» **TASK REQUIREMENTS**:
Please copy all the lines that follow, word for word.

» **GIVEN DATA**:
┏━━
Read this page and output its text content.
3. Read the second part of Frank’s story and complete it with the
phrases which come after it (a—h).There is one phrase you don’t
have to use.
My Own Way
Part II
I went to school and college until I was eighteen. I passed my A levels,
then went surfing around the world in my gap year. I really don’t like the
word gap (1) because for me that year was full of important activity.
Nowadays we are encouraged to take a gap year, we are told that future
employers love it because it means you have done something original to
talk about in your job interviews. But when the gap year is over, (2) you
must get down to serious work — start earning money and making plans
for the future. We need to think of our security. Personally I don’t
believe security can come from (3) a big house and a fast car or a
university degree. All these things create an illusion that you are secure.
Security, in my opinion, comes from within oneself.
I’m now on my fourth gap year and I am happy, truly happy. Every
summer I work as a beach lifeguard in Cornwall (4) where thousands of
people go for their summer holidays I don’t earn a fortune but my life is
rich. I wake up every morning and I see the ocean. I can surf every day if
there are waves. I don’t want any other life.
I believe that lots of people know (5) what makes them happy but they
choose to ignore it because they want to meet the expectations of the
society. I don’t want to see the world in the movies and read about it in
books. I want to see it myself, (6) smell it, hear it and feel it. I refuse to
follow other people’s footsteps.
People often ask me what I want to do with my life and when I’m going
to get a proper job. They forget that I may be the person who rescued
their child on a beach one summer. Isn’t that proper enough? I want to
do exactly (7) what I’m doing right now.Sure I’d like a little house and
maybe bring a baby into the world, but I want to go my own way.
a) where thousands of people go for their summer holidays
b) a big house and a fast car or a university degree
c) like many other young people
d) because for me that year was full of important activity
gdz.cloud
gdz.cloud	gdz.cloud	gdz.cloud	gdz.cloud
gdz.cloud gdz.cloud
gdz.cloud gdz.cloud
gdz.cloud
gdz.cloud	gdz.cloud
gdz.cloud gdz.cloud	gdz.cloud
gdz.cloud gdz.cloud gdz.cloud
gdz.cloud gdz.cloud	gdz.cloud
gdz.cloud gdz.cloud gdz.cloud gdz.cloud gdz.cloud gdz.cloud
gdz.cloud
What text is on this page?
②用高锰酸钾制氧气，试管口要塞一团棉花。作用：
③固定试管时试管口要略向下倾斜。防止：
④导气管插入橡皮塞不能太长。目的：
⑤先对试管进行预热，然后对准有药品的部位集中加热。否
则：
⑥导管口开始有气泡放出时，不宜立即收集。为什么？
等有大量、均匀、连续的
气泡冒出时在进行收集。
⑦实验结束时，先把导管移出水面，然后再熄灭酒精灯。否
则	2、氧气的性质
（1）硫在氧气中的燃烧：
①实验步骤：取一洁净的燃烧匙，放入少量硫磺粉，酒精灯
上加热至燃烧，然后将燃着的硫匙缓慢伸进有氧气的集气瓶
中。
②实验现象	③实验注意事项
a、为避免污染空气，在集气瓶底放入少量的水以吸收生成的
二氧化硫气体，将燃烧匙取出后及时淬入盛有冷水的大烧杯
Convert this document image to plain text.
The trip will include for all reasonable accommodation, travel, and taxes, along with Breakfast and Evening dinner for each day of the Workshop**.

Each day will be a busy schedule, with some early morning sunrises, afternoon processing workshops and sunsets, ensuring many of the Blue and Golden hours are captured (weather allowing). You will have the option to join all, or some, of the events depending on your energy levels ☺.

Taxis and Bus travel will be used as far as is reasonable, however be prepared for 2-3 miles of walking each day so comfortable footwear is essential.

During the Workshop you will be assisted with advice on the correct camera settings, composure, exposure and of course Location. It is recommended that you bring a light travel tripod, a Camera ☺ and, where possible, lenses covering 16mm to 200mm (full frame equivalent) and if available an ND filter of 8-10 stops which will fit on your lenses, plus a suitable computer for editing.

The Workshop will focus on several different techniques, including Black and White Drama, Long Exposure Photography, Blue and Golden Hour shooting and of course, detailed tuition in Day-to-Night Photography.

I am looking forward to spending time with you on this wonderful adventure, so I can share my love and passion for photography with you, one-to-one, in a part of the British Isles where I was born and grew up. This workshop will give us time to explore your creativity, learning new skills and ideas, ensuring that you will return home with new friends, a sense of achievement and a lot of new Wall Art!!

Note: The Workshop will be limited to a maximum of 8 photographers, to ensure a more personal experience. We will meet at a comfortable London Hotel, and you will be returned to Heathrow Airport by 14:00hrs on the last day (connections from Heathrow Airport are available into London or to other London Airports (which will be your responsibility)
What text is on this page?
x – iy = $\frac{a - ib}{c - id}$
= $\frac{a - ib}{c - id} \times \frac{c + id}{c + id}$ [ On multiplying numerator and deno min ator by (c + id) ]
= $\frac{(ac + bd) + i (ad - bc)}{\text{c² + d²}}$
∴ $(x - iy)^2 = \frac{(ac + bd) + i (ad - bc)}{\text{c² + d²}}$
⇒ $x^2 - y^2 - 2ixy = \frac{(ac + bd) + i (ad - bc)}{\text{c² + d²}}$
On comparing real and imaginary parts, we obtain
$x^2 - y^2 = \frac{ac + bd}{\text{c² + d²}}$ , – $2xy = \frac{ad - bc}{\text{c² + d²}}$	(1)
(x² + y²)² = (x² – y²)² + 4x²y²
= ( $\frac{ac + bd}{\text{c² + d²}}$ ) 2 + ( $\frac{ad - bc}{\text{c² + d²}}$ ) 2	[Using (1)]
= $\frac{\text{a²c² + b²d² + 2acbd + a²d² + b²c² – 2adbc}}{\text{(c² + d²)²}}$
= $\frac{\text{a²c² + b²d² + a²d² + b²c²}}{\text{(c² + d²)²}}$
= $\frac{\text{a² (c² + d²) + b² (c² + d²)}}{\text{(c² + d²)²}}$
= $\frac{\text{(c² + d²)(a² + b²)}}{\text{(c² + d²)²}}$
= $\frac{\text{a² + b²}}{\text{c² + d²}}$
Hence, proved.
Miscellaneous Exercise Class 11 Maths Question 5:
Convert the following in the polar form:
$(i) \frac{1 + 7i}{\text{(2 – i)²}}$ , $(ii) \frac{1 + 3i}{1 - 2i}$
┗━━
» **COMPLETED EXERCISE**:
Read this page and output its text content.
3. Read the second part of Frank’s story and complete it with the
phrases which come after it (a—h).There is one phrase you don’t
have to use.
My Own Way
Part II
I went to school and college until I was eighteen. I passed my A levels,
then went surfing around the world in my gap year. I really don’t like the
word gap (1) because for me that year was full of important activity.
Nowadays we are encouraged to take a gap year, we are told that future
employers love it because it means you have done something original to
talk about in your job interviews. But when the gap year is over, (2) you
must get down to serious work — start earning money and making plans
for the future. We need to think of our security. Personally I don’t
believe security can come from (3) a big house and a fast car or a
university degree. All these things create an illusion that you are secure.
Security, in my opinion, comes from within oneself.
I’m now on my fourth gap year and I am happy, truly happy. Every
summer I work as a beach lifeguard in Cornwall (4) where thousands of
people go for their summer holidays I don’t earn a fortune but my life is
rich. I wake up every morning and I see the ocean. I can surf every day if
there are waves. I don’t want any other life.
I believe that lots of people know (5) what makes them happy but they
choose to ignore it because they want to meet the expectations of the
society. I don’t want to see the world in the movies and read about it in
books. I want to see it myself, (6) smell it, hear it and feel it. I refuse to
follow other people’s footsteps.
People often ask me what I want to do with my life and when I’m going
to get a proper job. They forget that I may be the person who rescued
their child on a beach one summer. Isn’t that proper enough? I want to
do exactly (7) what I’m doing right now.Sure I’d like a little house and
maybe bring a baby into the world, but I want to go my own way.
a) where thousands of people go for their summer holidays
b) a big house and a fast car or a university degree
c) like many other young people
d) because for me that year was full of important activity
gdz.cloud
gdz.cloud	gdz.cloud	gdz.cloud	gdz.cloud
gdz.cloud gdz.cloud
gdz.cloud gdz.cloud
gdz.cloud
gdz.cloud	gdz.cloud
gdz.cloud gdz.cloud	gdz.cloud
gdz.cloud gdz.cloud gdz.cloud
gdz.cloud gdz.cloud	gdz.cloud
gdz.cloud gdz.cloud gdz.cloud gdz.cloud gdz.cloud gdz.cloud
gdz.cloud
What text is on this page?
②用高锰酸钾制氧气，试管口要塞一团棉花。作用：
③固定试管时试管口要略向下倾斜。防止：
④导气管插入橡皮塞不能太长。目的：
⑤先对试管进行预热，然后对准有药品的部位集中加热。否
则：
⑥导管口开始有气泡放出时，不宜立即收集。为什么？
等有大量、均匀、连续的
气泡冒出时在进行收集。
⑦实验结束时，先把导管移出水面，然后再熄灭酒精灯。否
则	2、氧气的性质
（1）硫在氧气中的燃烧：
①实验步骤：取一洁净的燃烧匙，放入少量硫磺粉，酒精灯
上加热至燃烧，然后将燃着的硫匙缓慢伸进有氧气的集气瓶
中。
②实验现象	③实验注意事项
a、为避免污染空气，在集气瓶底放入少量的水以吸收生成的
二氧化硫气体，将燃烧匙取出后及时淬入盛有冷水的大烧杯
Convert this document image to plain text.
The trip will include for all reasonable accommodation, travel, and taxes, along with Breakfast and Evening dinner for each day of the Workshop**.

Each day will be a busy schedule, with some early morning sunrises, afternoon processing workshops and sunsets, ensuring many of the Blue and Golden hours are captured (weather allowing). You will have the option to join all, or some, of the events depending on your energy levels ☺.

Taxis and Bus travel will be used as far as is reasonable, however be prepared for 2-3 miles of walking each day so comfortable footwear is essential.

During the Workshop you will be assisted with advice on the correct camera settings, composure, exposure and of course Location. It is recommended that you bring a light travel tripod, a Camera ☺ and, where possible, lenses covering 16mm to 200mm (full frame equivalent) and if available an ND filter of 8-10 stops which will fit on your lenses, plus a suitable computer for editing.

The Workshop will focus on several different techniques, including Black and White Drama, Long Exposure Photography, Blue and Golden Hour shooting and of course, detailed tuition in Day-to-Night Photography.

I am looking forward to spending time with you on this wonderful adventure, so I can share my love and passion for photography with you, one-to-one, in a part of the British Isles where I was born and grew up. This workshop will give us time to explore your creativity, learning new skills and ideas, ensuring that you will return home with new friends, a sense of achievement and a lot of new Wall Art!!

Note: The Workshop will be limited to a maximum of 8 photographers, to ensure a more personal experience. We will meet at a comfortable London Hotel, and you will be returned to Heathrow Airport by 14:00hrs on the last day (connections from Heathrow Airport are available into London or to other London Airports (which will be your responsibility)
What text is on this page?
x – iy = $\frac{a - ib}{c - id}$
= $\frac{a - ib}{c - id} \times \frac{c + id}{c + id}$ [ On multiplying numerator and deno min ator by (c + id) ]
= $\frac{(ac + bd) + i (ad - bc)}{\text{c² + d²}}$
∴ $(x - iy)^2 = \frac{(ac + bd) + i (ad - bc)}{\text{c² + d²}}$
⇒ $x^2 - y^2 - 2ixy = \frac{(ac + bd) + i (ad - bc)}{\text{c² + d²}}$
On comparing real and imaginary parts, we obtain
$x^2 - y^2 = \frac{ac + bd}{\text{c² + d²}}$ , – $2xy = \frac{ad - bc}{\text{c² + d²}}$	(1)
(x² + y²)² = (x² – y²)² + 4x²y²
= ( $\frac{ac + bd}{\text{c² + d²}}$ ) 2 + ( $\frac{ad - bc}{\text{c² + d²}}$ ) 2	[Using (1)]
= $\frac{\text{a²c² + b²d² + 2acbd + a²d² + b²c² – 2adbc}}{\text{(c² + d²)²}}$
= $\frac{\text{a²c² + b²d² + a²d² + b²c²}}{\text{(c² + d²)²}}$
= $\frac{\text{a² (c² + d²) + b² (c² + d²)}}{\text{(c² + d²)²}}$
= $\frac{\text{(c² + d²)(a² + b²)}}{\text{(c² + d²)²}}$
= $\frac{\text{a² + b²}}{\text{c² + d²}}$
Hence, proved.
Miscellaneous Exercise Class 11 Maths Question 5:
Convert the following in the polar form:
$(i) \frac{1 + 7i}{\text{(2 – i)²}}$ , $(ii) \frac{1 + 3i}{1 - 2i}$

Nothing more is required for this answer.